| GIVEN REQUEST |
Set every record down verbatim and omit the pictures.

| DATASET |
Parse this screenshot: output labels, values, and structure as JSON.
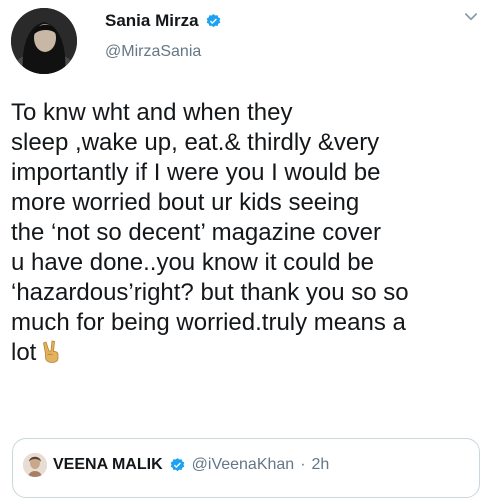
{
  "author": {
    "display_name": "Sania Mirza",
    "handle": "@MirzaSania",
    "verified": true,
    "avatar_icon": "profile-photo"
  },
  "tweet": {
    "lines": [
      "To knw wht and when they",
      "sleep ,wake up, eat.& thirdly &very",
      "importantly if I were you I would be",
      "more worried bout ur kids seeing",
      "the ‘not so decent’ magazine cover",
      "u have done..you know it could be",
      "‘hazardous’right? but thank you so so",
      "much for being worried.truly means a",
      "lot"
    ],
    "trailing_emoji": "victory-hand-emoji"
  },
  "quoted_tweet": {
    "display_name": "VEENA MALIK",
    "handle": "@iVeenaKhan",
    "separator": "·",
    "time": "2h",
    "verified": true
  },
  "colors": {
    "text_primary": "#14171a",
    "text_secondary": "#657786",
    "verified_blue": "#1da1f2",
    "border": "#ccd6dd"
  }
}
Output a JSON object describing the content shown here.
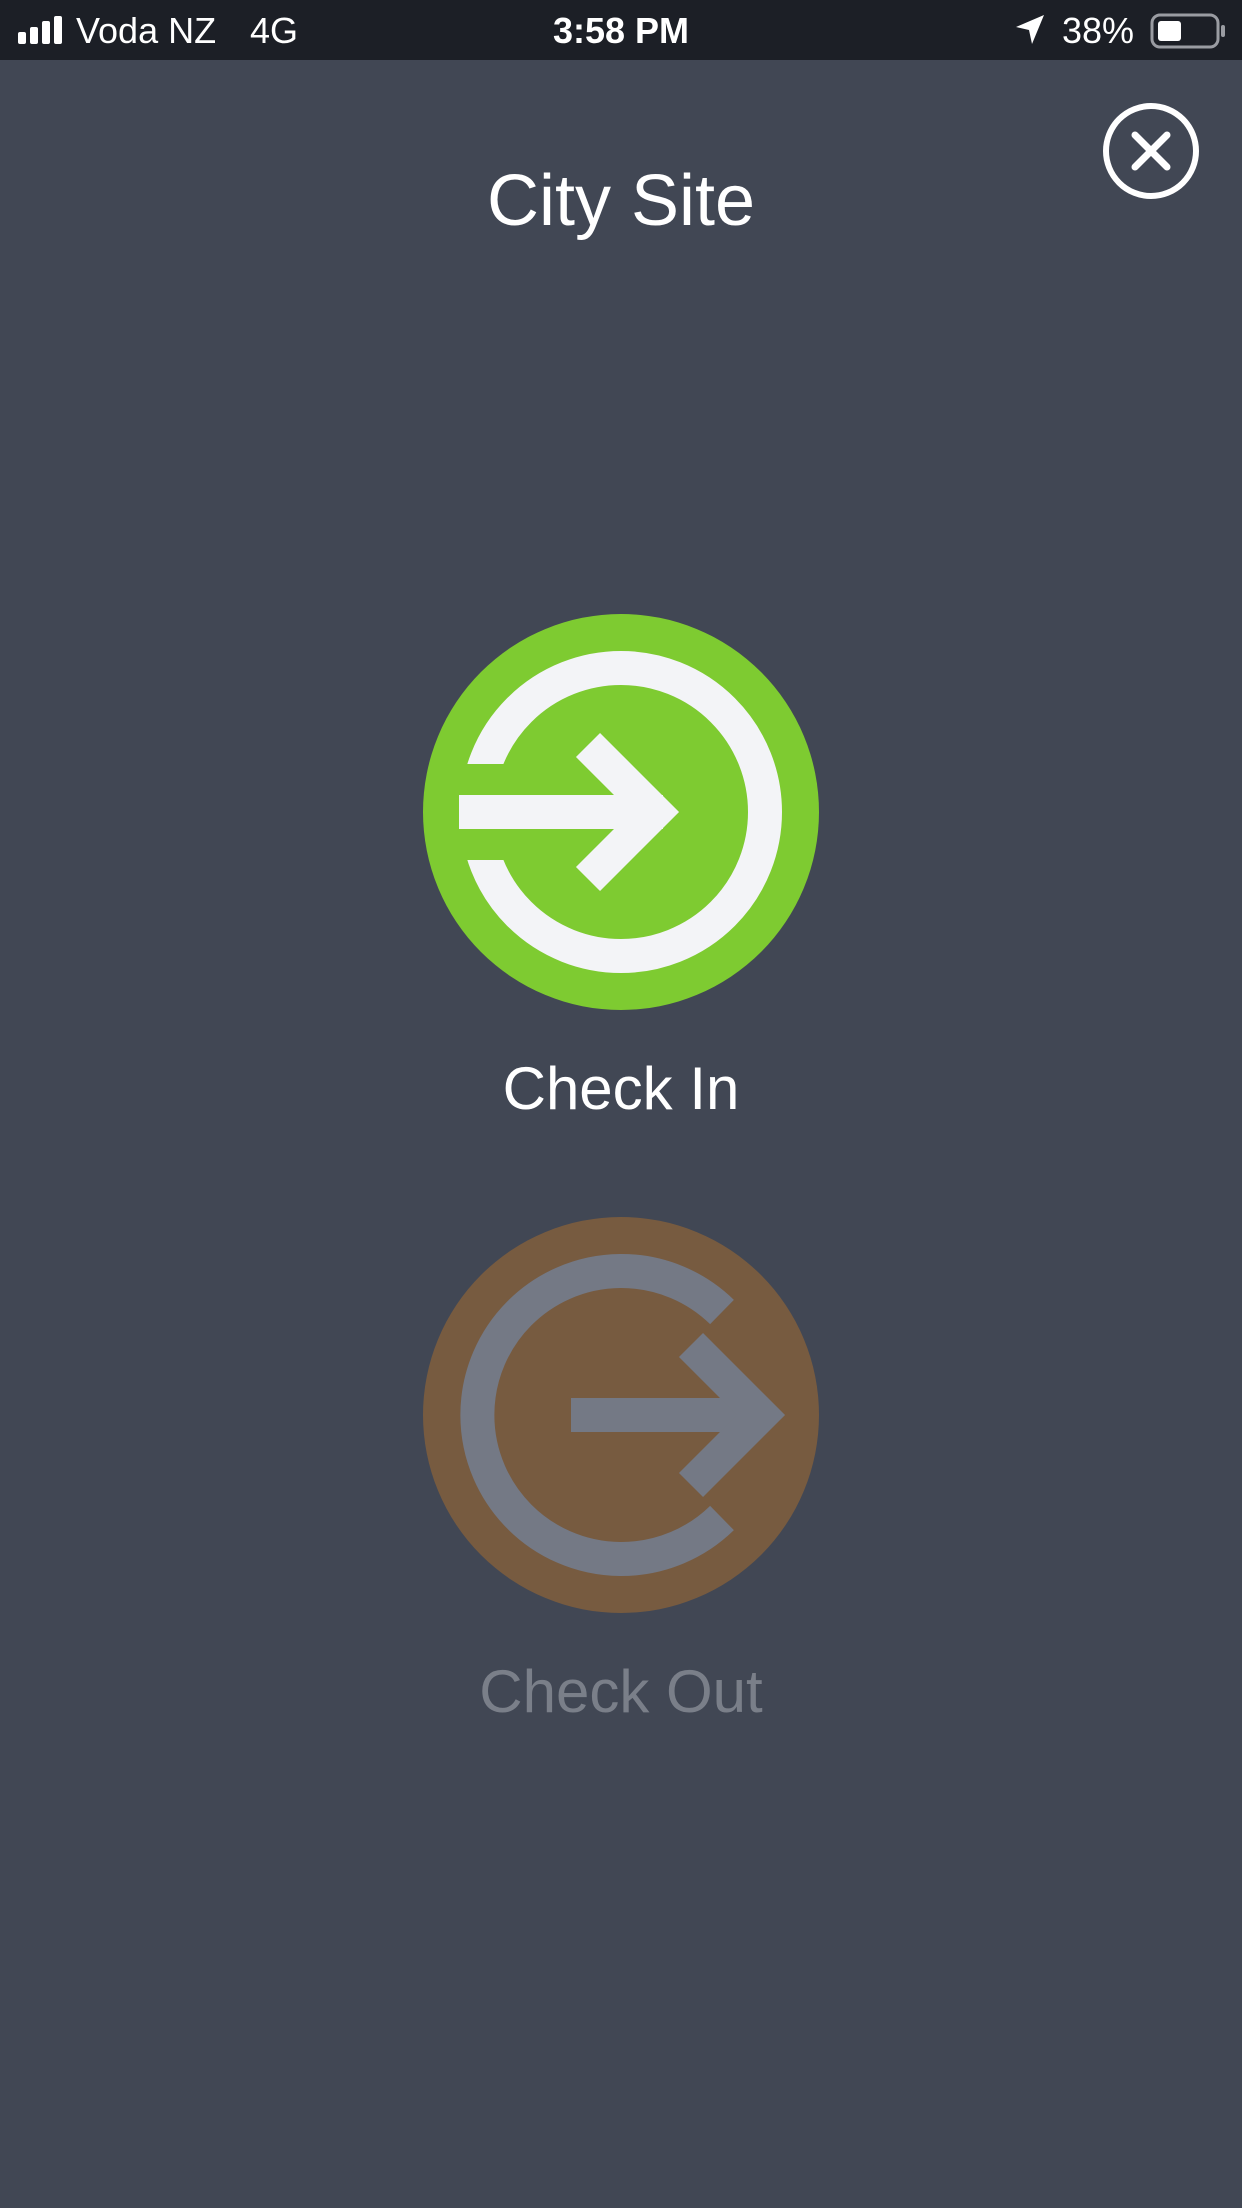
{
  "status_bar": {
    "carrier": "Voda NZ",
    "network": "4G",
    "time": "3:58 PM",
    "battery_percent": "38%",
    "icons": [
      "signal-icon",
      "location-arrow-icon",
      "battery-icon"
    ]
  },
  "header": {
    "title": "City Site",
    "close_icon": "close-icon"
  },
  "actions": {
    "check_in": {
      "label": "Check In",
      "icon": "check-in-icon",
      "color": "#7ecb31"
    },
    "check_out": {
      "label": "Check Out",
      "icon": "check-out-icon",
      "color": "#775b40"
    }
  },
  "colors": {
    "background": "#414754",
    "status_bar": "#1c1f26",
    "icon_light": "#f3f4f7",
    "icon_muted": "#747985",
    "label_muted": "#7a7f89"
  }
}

| THE OUTPUT |
Parse this screenshot: output labels, values, and structure as JSON.
{
  "author": {
    "display_name": "Sania Mirza",
    "handle": "@MirzaSania",
    "verified": true,
    "avatar_icon": "profile-photo"
  },
  "tweet": {
    "lines": [
      "To knw wht and when they",
      "sleep ,wake up, eat.& thirdly &very",
      "importantly if I were you I would be",
      "more worried bout ur kids seeing",
      "the ‘not so decent’ magazine cover",
      "u have done..you know it could be",
      "‘hazardous’right? but thank you so so",
      "much for being worried.truly means a",
      "lot"
    ],
    "trailing_emoji": "victory-hand-emoji"
  },
  "quoted_tweet": {
    "display_name": "VEENA MALIK",
    "handle": "@iVeenaKhan",
    "separator": "·",
    "time": "2h",
    "verified": true
  },
  "colors": {
    "text_primary": "#14171a",
    "text_secondary": "#657786",
    "verified_blue": "#1da1f2",
    "border": "#ccd6dd"
  }
}
Output a JSON object describing the content shown here.
{
  "status_bar": {
    "carrier": "Voda NZ",
    "network": "4G",
    "time": "3:58 PM",
    "battery_percent": "38%",
    "icons": [
      "signal-icon",
      "location-arrow-icon",
      "battery-icon"
    ]
  },
  "header": {
    "title": "City Site",
    "close_icon": "close-icon"
  },
  "actions": {
    "check_in": {
      "label": "Check In",
      "icon": "check-in-icon",
      "color": "#7ecb31"
    },
    "check_out": {
      "label": "Check Out",
      "icon": "check-out-icon",
      "color": "#775b40"
    }
  },
  "colors": {
    "background": "#414754",
    "status_bar": "#1c1f26",
    "icon_light": "#f3f4f7",
    "icon_muted": "#747985",
    "label_muted": "#7a7f89"
  }
}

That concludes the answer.